:: DATA SECTION ::
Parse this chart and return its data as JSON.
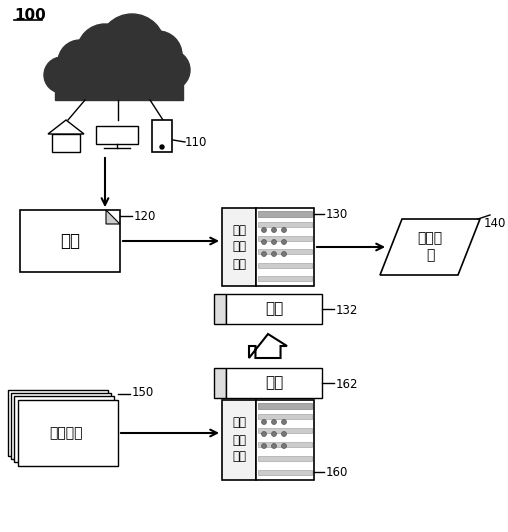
{
  "bg_color": "#ffffff",
  "title": "100",
  "label_110": "110",
  "label_120": "120",
  "label_130": "130",
  "label_132": "132",
  "label_140": "140",
  "label_150": "150",
  "label_160": "160",
  "label_162": "162",
  "text_data": "数据",
  "text_compute1": "第一\n计算\n系统",
  "text_model1": "模型",
  "text_comm": "通信模\n式",
  "text_sample": "样本数据",
  "text_compute2": "第二\n计算\n系统",
  "text_model2": "模型",
  "cloud_color": "#333333",
  "line_color": "#000000",
  "box_fc": "#ffffff",
  "box_ec": "#000000",
  "rack_left_fc": "#f0f0f0",
  "rack_stripe_fc": "#bbbbbb",
  "model_left_fc": "#dddddd"
}
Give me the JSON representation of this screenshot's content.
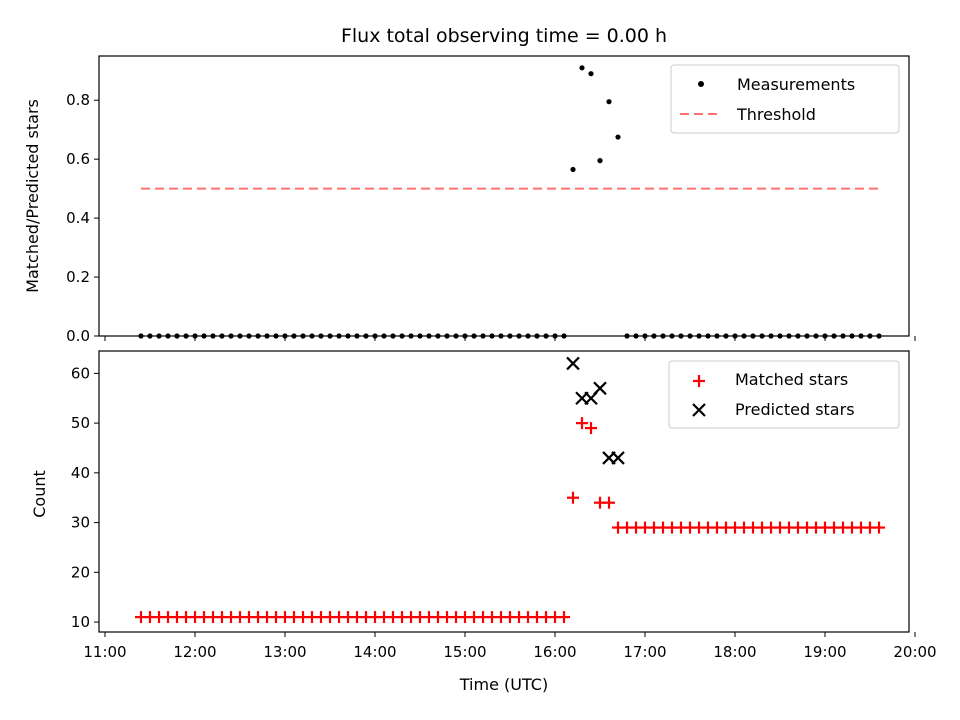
{
  "chart_data": [
    {
      "type": "scatter",
      "title": "Flux total observing time = 0.00 h",
      "ylabel": "Matched/Predicted stars",
      "xlabel": "",
      "xlim": [
        "11:00",
        "20:00"
      ],
      "ylim": [
        0,
        0.95
      ],
      "yticks": [
        0.0,
        0.2,
        0.4,
        0.6,
        0.8
      ],
      "ytick_labels": [
        "0.0",
        "0.2",
        "0.4",
        "0.6",
        "0.8"
      ],
      "grid": false,
      "legend": "top-right",
      "series": [
        {
          "name": "Measurements",
          "marker": "dot",
          "color": "#000000",
          "points": [
            [
              "16:12",
              0.565
            ],
            [
              "16:18",
              0.91
            ],
            [
              "16:24",
              0.89
            ],
            [
              "16:30",
              0.595
            ],
            [
              "16:36",
              0.795
            ],
            [
              "16:42",
              0.675
            ]
          ],
          "zero_runs": [
            {
              "from": "11:24",
              "to": "16:06",
              "step_minutes": 6,
              "value": 0.0
            },
            {
              "from": "16:48",
              "to": "19:36",
              "step_minutes": 6,
              "value": 0.0
            }
          ]
        },
        {
          "name": "Threshold",
          "style": "dashed",
          "color": "#ff7070",
          "from": "11:24",
          "to": "19:36",
          "value": 0.5
        }
      ]
    },
    {
      "type": "scatter",
      "xlabel": "Time (UTC)",
      "ylabel": "Count",
      "xlim": [
        "11:00",
        "20:00"
      ],
      "ylim": [
        8,
        64.5
      ],
      "yticks": [
        10,
        20,
        30,
        40,
        50,
        60
      ],
      "ytick_labels": [
        "10",
        "20",
        "30",
        "40",
        "50",
        "60"
      ],
      "xticks": [
        "11:00",
        "12:00",
        "13:00",
        "14:00",
        "15:00",
        "16:00",
        "17:00",
        "18:00",
        "19:00",
        "20:00"
      ],
      "grid": false,
      "legend": "top-right",
      "series": [
        {
          "name": "Matched stars",
          "marker": "plus",
          "color": "#ff0000",
          "points": [
            [
              "16:12",
              35
            ],
            [
              "16:18",
              50
            ],
            [
              "16:24",
              49
            ],
            [
              "16:30",
              34
            ],
            [
              "16:36",
              34
            ]
          ],
          "runs": [
            {
              "from": "11:24",
              "to": "16:06",
              "step_minutes": 6,
              "value": 11
            },
            {
              "from": "16:42",
              "to": "19:36",
              "step_minutes": 6,
              "value": 29
            }
          ]
        },
        {
          "name": "Predicted stars",
          "marker": "x",
          "color": "#000000",
          "points": [
            [
              "16:12",
              62
            ],
            [
              "16:18",
              55
            ],
            [
              "16:24",
              55
            ],
            [
              "16:30",
              57
            ],
            [
              "16:36",
              43
            ],
            [
              "16:42",
              43
            ]
          ]
        }
      ]
    }
  ]
}
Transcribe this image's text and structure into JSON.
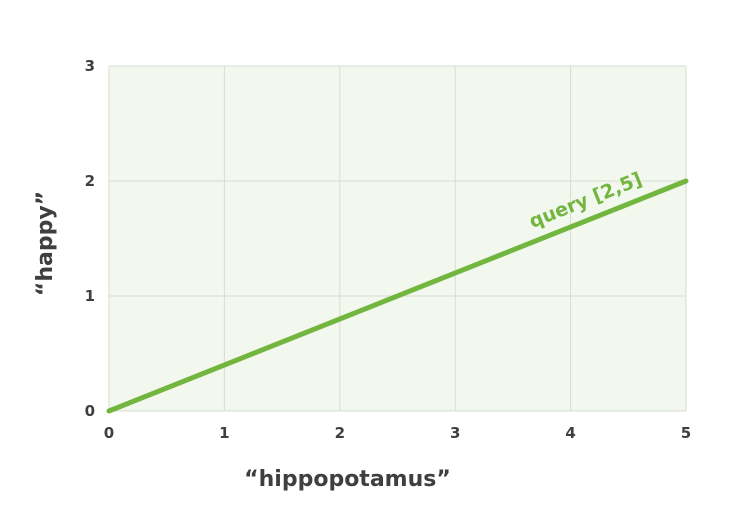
{
  "chart_data": {
    "type": "line",
    "title": "",
    "xlabel": "“hippopotamus”",
    "ylabel": "“happy”",
    "xlim": [
      0,
      5
    ],
    "ylim": [
      0,
      3
    ],
    "xticks": [
      "0",
      "1",
      "2",
      "3",
      "4",
      "5"
    ],
    "yticks": [
      "0",
      "1",
      "2",
      "3"
    ],
    "grid": true,
    "background_color": "#f3f8ee",
    "grid_color": "#d7dcd3",
    "series": [
      {
        "name": "query [2,5]",
        "color": "#72b53f",
        "points": [
          {
            "x": 0,
            "y": 0
          },
          {
            "x": 5,
            "y": 2
          }
        ]
      }
    ]
  }
}
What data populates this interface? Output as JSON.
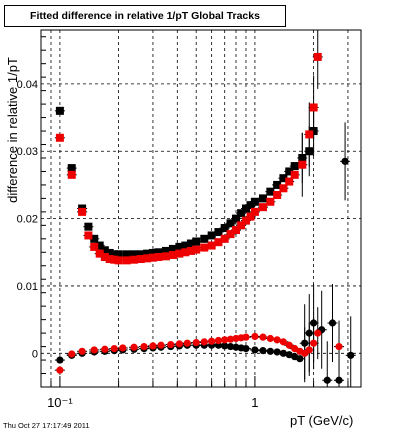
{
  "chart_data": {
    "type": "scatter",
    "title": "Fitted difference in relative 1/pT  Global Tracks",
    "xlabel": "pT (GeV/c)",
    "ylabel": "difference in relative 1/pT",
    "xscale": "log",
    "xlim": [
      0.08,
      3.5
    ],
    "ylim": [
      -0.005,
      0.048
    ],
    "x_ticks": [
      {
        "value": 0.1,
        "label": "10⁻¹"
      },
      {
        "value": 1,
        "label": "1"
      }
    ],
    "y_ticks": [
      {
        "value": 0,
        "label": "0"
      },
      {
        "value": 0.01,
        "label": "0.01"
      },
      {
        "value": 0.02,
        "label": "0.02"
      },
      {
        "value": 0.03,
        "label": "0.03"
      },
      {
        "value": 0.04,
        "label": "0.04"
      }
    ],
    "grid": true,
    "footer": "Thu Oct 27 17:17:49 2011",
    "series": [
      {
        "marker": "square",
        "color": "#000000",
        "points": [
          [
            0.1,
            0.036
          ],
          [
            0.115,
            0.0275
          ],
          [
            0.13,
            0.0215
          ],
          [
            0.14,
            0.0188
          ],
          [
            0.15,
            0.017
          ],
          [
            0.16,
            0.016
          ],
          [
            0.17,
            0.0153
          ],
          [
            0.18,
            0.0149
          ],
          [
            0.19,
            0.0147
          ],
          [
            0.2,
            0.0147
          ],
          [
            0.22,
            0.0147
          ],
          [
            0.24,
            0.0147
          ],
          [
            0.26,
            0.0147
          ],
          [
            0.28,
            0.0148
          ],
          [
            0.3,
            0.0149
          ],
          [
            0.32,
            0.015
          ],
          [
            0.35,
            0.0152
          ],
          [
            0.38,
            0.0155
          ],
          [
            0.41,
            0.0158
          ],
          [
            0.44,
            0.016
          ],
          [
            0.47,
            0.0163
          ],
          [
            0.5,
            0.0166
          ],
          [
            0.55,
            0.017
          ],
          [
            0.6,
            0.0175
          ],
          [
            0.65,
            0.018
          ],
          [
            0.7,
            0.0186
          ],
          [
            0.75,
            0.0193
          ],
          [
            0.8,
            0.02
          ],
          [
            0.85,
            0.0208
          ],
          [
            0.9,
            0.0215
          ],
          [
            0.95,
            0.022
          ],
          [
            1.0,
            0.0225
          ],
          [
            1.1,
            0.023
          ],
          [
            1.2,
            0.024
          ],
          [
            1.3,
            0.025
          ],
          [
            1.4,
            0.026
          ],
          [
            1.5,
            0.027
          ],
          [
            1.6,
            0.0278
          ],
          [
            1.75,
            0.029
          ],
          [
            1.9,
            0.03
          ],
          [
            2.0,
            0.033
          ]
        ]
      },
      {
        "marker": "square",
        "color": "#ee0000",
        "points": [
          [
            0.1,
            0.032
          ],
          [
            0.115,
            0.0265
          ],
          [
            0.13,
            0.021
          ],
          [
            0.14,
            0.0175
          ],
          [
            0.15,
            0.0158
          ],
          [
            0.16,
            0.0148
          ],
          [
            0.17,
            0.0143
          ],
          [
            0.18,
            0.014
          ],
          [
            0.19,
            0.0139
          ],
          [
            0.2,
            0.0138
          ],
          [
            0.22,
            0.0138
          ],
          [
            0.24,
            0.0139
          ],
          [
            0.26,
            0.014
          ],
          [
            0.28,
            0.0141
          ],
          [
            0.3,
            0.0142
          ],
          [
            0.32,
            0.0143
          ],
          [
            0.35,
            0.0144
          ],
          [
            0.38,
            0.0146
          ],
          [
            0.41,
            0.0148
          ],
          [
            0.44,
            0.015
          ],
          [
            0.47,
            0.0152
          ],
          [
            0.5,
            0.0154
          ],
          [
            0.55,
            0.0157
          ],
          [
            0.6,
            0.016
          ],
          [
            0.65,
            0.0165
          ],
          [
            0.7,
            0.017
          ],
          [
            0.75,
            0.0177
          ],
          [
            0.8,
            0.0183
          ],
          [
            0.85,
            0.019
          ],
          [
            0.9,
            0.0197
          ],
          [
            0.95,
            0.0203
          ],
          [
            1.0,
            0.021
          ],
          [
            1.1,
            0.0217
          ],
          [
            1.2,
            0.0225
          ],
          [
            1.3,
            0.0235
          ],
          [
            1.4,
            0.0245
          ],
          [
            1.5,
            0.0255
          ],
          [
            1.6,
            0.0265
          ],
          [
            1.75,
            0.028
          ],
          [
            1.9,
            0.0325
          ],
          [
            2.0,
            0.0365
          ],
          [
            2.1,
            0.044
          ]
        ]
      },
      {
        "marker": "circle",
        "color": "#000000",
        "points": [
          [
            0.1,
            -0.001
          ],
          [
            0.115,
            -0.0003
          ],
          [
            0.13,
            0.0
          ],
          [
            0.15,
            0.0002
          ],
          [
            0.17,
            0.0003
          ],
          [
            0.19,
            0.0004
          ],
          [
            0.21,
            0.0005
          ],
          [
            0.24,
            0.0006
          ],
          [
            0.27,
            0.0007
          ],
          [
            0.3,
            0.0008
          ],
          [
            0.33,
            0.0009
          ],
          [
            0.37,
            0.001
          ],
          [
            0.41,
            0.0011
          ],
          [
            0.45,
            0.0012
          ],
          [
            0.5,
            0.0012
          ],
          [
            0.55,
            0.0012
          ],
          [
            0.6,
            0.0012
          ],
          [
            0.65,
            0.0012
          ],
          [
            0.7,
            0.0011
          ],
          [
            0.75,
            0.001
          ],
          [
            0.8,
            0.0009
          ],
          [
            0.85,
            0.0008
          ],
          [
            0.9,
            0.0007
          ],
          [
            1.0,
            0.0005
          ],
          [
            1.1,
            0.0004
          ],
          [
            1.2,
            0.0003
          ],
          [
            1.3,
            0.0002
          ],
          [
            1.4,
            0.0
          ],
          [
            1.5,
            -0.0002
          ],
          [
            1.6,
            -0.0005
          ],
          [
            1.7,
            -0.0008
          ],
          [
            1.8,
            0.0015
          ],
          [
            1.9,
            0.003
          ],
          [
            2.0,
            0.0045
          ],
          [
            2.2,
            0.0035
          ],
          [
            2.35,
            -0.004
          ],
          [
            2.5,
            0.0045
          ],
          [
            2.7,
            -0.004
          ],
          [
            2.9,
            0.0285
          ],
          [
            3.1,
            -0.0003
          ]
        ]
      },
      {
        "marker": "circle",
        "color": "#ee0000",
        "points": [
          [
            0.1,
            -0.0025
          ],
          [
            0.115,
            -0.0001
          ],
          [
            0.13,
            0.0003
          ],
          [
            0.15,
            0.0005
          ],
          [
            0.17,
            0.0006
          ],
          [
            0.19,
            0.0007
          ],
          [
            0.21,
            0.0008
          ],
          [
            0.24,
            0.0009
          ],
          [
            0.27,
            0.001
          ],
          [
            0.3,
            0.0011
          ],
          [
            0.33,
            0.0012
          ],
          [
            0.37,
            0.0013
          ],
          [
            0.41,
            0.0014
          ],
          [
            0.45,
            0.0015
          ],
          [
            0.5,
            0.0016
          ],
          [
            0.55,
            0.0017
          ],
          [
            0.6,
            0.0018
          ],
          [
            0.65,
            0.0019
          ],
          [
            0.7,
            0.002
          ],
          [
            0.75,
            0.0021
          ],
          [
            0.8,
            0.0022
          ],
          [
            0.85,
            0.0023
          ],
          [
            0.9,
            0.0024
          ],
          [
            1.0,
            0.0025
          ],
          [
            1.1,
            0.0024
          ],
          [
            1.2,
            0.0022
          ],
          [
            1.3,
            0.002
          ],
          [
            1.4,
            0.0017
          ],
          [
            1.5,
            0.0012
          ],
          [
            1.6,
            0.0007
          ],
          [
            1.7,
            0.0003
          ],
          [
            1.8,
            0.0
          ],
          [
            1.9,
            0.0005
          ],
          [
            2.0,
            0.0015
          ],
          [
            2.1,
            0.003
          ],
          [
            2.7,
            0.001
          ]
        ]
      }
    ]
  }
}
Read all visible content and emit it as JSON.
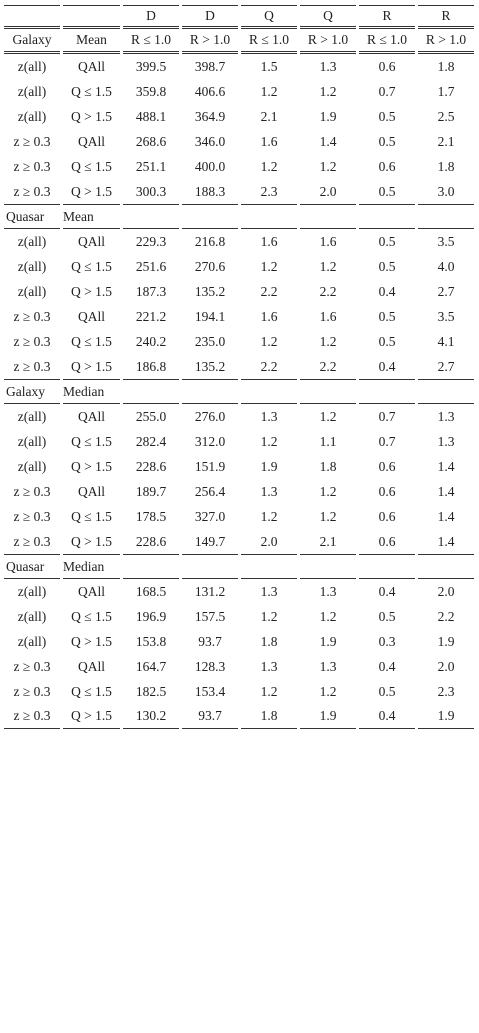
{
  "header": {
    "groups": [
      "D",
      "D",
      "Q",
      "Q",
      "R",
      "R"
    ],
    "columns": [
      "R ≤ 1.0",
      "R > 1.0",
      "R ≤ 1.0",
      "R > 1.0",
      "R ≤ 1.0",
      "R > 1.0"
    ]
  },
  "sections": [
    {
      "title": [
        "Galaxy",
        "Mean"
      ],
      "rows": [
        [
          "z(all)",
          "QAll",
          "399.5",
          "398.7",
          "1.5",
          "1.3",
          "0.6",
          "1.8"
        ],
        [
          "z(all)",
          "Q ≤ 1.5",
          "359.8",
          "406.6",
          "1.2",
          "1.2",
          "0.7",
          "1.7"
        ],
        [
          "z(all)",
          "Q > 1.5",
          "488.1",
          "364.9",
          "2.1",
          "1.9",
          "0.5",
          "2.5"
        ],
        [
          "z ≥ 0.3",
          "QAll",
          "268.6",
          "346.0",
          "1.6",
          "1.4",
          "0.5",
          "2.1"
        ],
        [
          "z ≥ 0.3",
          "Q ≤ 1.5",
          "251.1",
          "400.0",
          "1.2",
          "1.2",
          "0.6",
          "1.8"
        ],
        [
          "z ≥ 0.3",
          "Q > 1.5",
          "300.3",
          "188.3",
          "2.3",
          "2.0",
          "0.5",
          "3.0"
        ]
      ]
    },
    {
      "title": [
        "Quasar",
        "Mean"
      ],
      "rows": [
        [
          "z(all)",
          "QAll",
          "229.3",
          "216.8",
          "1.6",
          "1.6",
          "0.5",
          "3.5"
        ],
        [
          "z(all)",
          "Q ≤ 1.5",
          "251.6",
          "270.6",
          "1.2",
          "1.2",
          "0.5",
          "4.0"
        ],
        [
          "z(all)",
          "Q > 1.5",
          "187.3",
          "135.2",
          "2.2",
          "2.2",
          "0.4",
          "2.7"
        ],
        [
          "z ≥ 0.3",
          "QAll",
          "221.2",
          "194.1",
          "1.6",
          "1.6",
          "0.5",
          "3.5"
        ],
        [
          "z ≥ 0.3",
          "Q ≤ 1.5",
          "240.2",
          "235.0",
          "1.2",
          "1.2",
          "0.5",
          "4.1"
        ],
        [
          "z ≥ 0.3",
          "Q > 1.5",
          "186.8",
          "135.2",
          "2.2",
          "2.2",
          "0.4",
          "2.7"
        ]
      ]
    },
    {
      "title": [
        "Galaxy",
        "Median"
      ],
      "rows": [
        [
          "z(all)",
          "QAll",
          "255.0",
          "276.0",
          "1.3",
          "1.2",
          "0.7",
          "1.3"
        ],
        [
          "z(all)",
          "Q ≤ 1.5",
          "282.4",
          "312.0",
          "1.2",
          "1.1",
          "0.7",
          "1.3"
        ],
        [
          "z(all)",
          "Q > 1.5",
          "228.6",
          "151.9",
          "1.9",
          "1.8",
          "0.6",
          "1.4"
        ],
        [
          "z ≥ 0.3",
          "QAll",
          "189.7",
          "256.4",
          "1.3",
          "1.2",
          "0.6",
          "1.4"
        ],
        [
          "z ≥ 0.3",
          "Q ≤ 1.5",
          "178.5",
          "327.0",
          "1.2",
          "1.2",
          "0.6",
          "1.4"
        ],
        [
          "z ≥ 0.3",
          "Q > 1.5",
          "228.6",
          "149.7",
          "2.0",
          "2.1",
          "0.6",
          "1.4"
        ]
      ]
    },
    {
      "title": [
        "Quasar",
        "Median"
      ],
      "rows": [
        [
          "z(all)",
          "QAll",
          "168.5",
          "131.2",
          "1.3",
          "1.3",
          "0.4",
          "2.0"
        ],
        [
          "z(all)",
          "Q ≤ 1.5",
          "196.9",
          "157.5",
          "1.2",
          "1.2",
          "0.5",
          "2.2"
        ],
        [
          "z(all)",
          "Q > 1.5",
          "153.8",
          "93.7",
          "1.8",
          "1.9",
          "0.3",
          "1.9"
        ],
        [
          "z ≥ 0.3",
          "QAll",
          "164.7",
          "128.3",
          "1.3",
          "1.3",
          "0.4",
          "2.0"
        ],
        [
          "z ≥ 0.3",
          "Q ≤ 1.5",
          "182.5",
          "153.4",
          "1.2",
          "1.2",
          "0.5",
          "2.3"
        ],
        [
          "z ≥ 0.3",
          "Q > 1.5",
          "130.2",
          "93.7",
          "1.8",
          "1.9",
          "0.4",
          "1.9"
        ]
      ]
    }
  ]
}
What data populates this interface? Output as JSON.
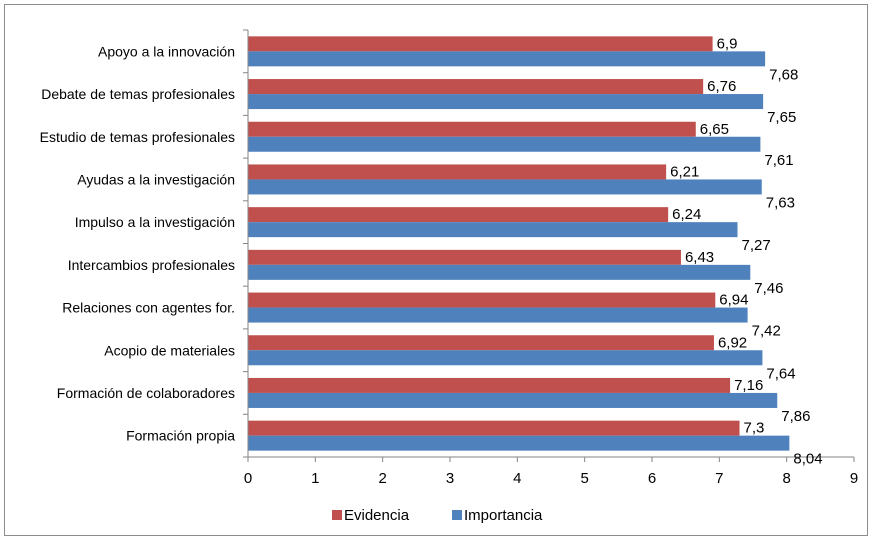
{
  "chart_data": {
    "type": "bar",
    "orientation": "horizontal",
    "title": "",
    "xlabel": "",
    "ylabel": "",
    "xlim": [
      0,
      9
    ],
    "x_ticks": [
      "0",
      "1",
      "2",
      "3",
      "4",
      "5",
      "6",
      "7",
      "8",
      "9"
    ],
    "grid": false,
    "legend_position": "bottom",
    "categories": [
      "Apoyo a la innovación",
      "Debate de temas profesionales",
      "Estudio de temas profesionales",
      "Ayudas a la investigación",
      "Impulso a la investigación",
      "Intercambios profesionales",
      "Relaciones con agentes for.",
      "Acopio de materiales",
      "Formación de colaboradores",
      "Formación propia"
    ],
    "series": [
      {
        "name": "Evidencia",
        "color": "#C0504D",
        "values": [
          6.9,
          6.76,
          6.65,
          6.21,
          6.24,
          6.43,
          6.94,
          6.92,
          7.16,
          7.3
        ],
        "labels": [
          "6,9",
          "6,76",
          "6,65",
          "6,21",
          "6,24",
          "6,43",
          "6,94",
          "6,92",
          "7,16",
          "7,3"
        ]
      },
      {
        "name": "Importancia",
        "color": "#4F81BD",
        "values": [
          7.68,
          7.65,
          7.61,
          7.63,
          7.27,
          7.46,
          7.42,
          7.64,
          7.86,
          8.04
        ],
        "labels": [
          "7,68",
          "7,65",
          "7,61",
          "7,63",
          "7,27",
          "7,46",
          "7,42",
          "7,64",
          "7,86",
          "8,04"
        ]
      }
    ]
  }
}
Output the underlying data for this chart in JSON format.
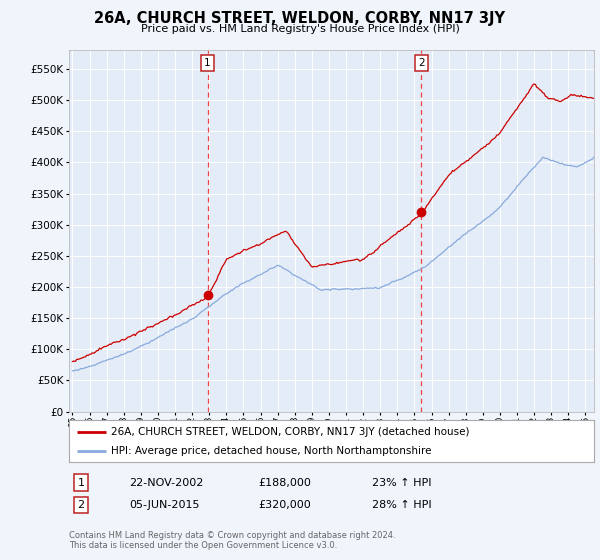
{
  "title": "26A, CHURCH STREET, WELDON, CORBY, NN17 3JY",
  "subtitle": "Price paid vs. HM Land Registry's House Price Index (HPI)",
  "background_color": "#f0f4fb",
  "plot_bg_color": "#e4ecf7",
  "legend_label_red": "26A, CHURCH STREET, WELDON, CORBY, NN17 3JY (detached house)",
  "legend_label_blue": "HPI: Average price, detached house, North Northamptonshire",
  "footnote": "Contains HM Land Registry data © Crown copyright and database right 2024.\nThis data is licensed under the Open Government Licence v3.0.",
  "transaction1_date": "22-NOV-2002",
  "transaction1_price": "£188,000",
  "transaction1_hpi": "23% ↑ HPI",
  "transaction2_date": "05-JUN-2015",
  "transaction2_price": "£320,000",
  "transaction2_hpi": "28% ↑ HPI",
  "marker1_x": 2002.9,
  "marker1_y": 188000,
  "marker2_x": 2015.4,
  "marker2_y": 320000,
  "red_color": "#cc0000",
  "blue_color": "#88aadd",
  "dashed_color": "#ee4444",
  "ylim": [
    0,
    580000
  ],
  "xlim": [
    1994.8,
    2025.5
  ],
  "yticks": [
    0,
    50000,
    100000,
    150000,
    200000,
    250000,
    300000,
    350000,
    400000,
    450000,
    500000,
    550000
  ]
}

:: REQUIRED WORK ::
Pick every line with "stars" in it and copy it.

:: FINAL ANSWER ::
      "ylabel": "Matched/Predicted stars",
          "name": "Matched stars",
          "name": "Predicted stars",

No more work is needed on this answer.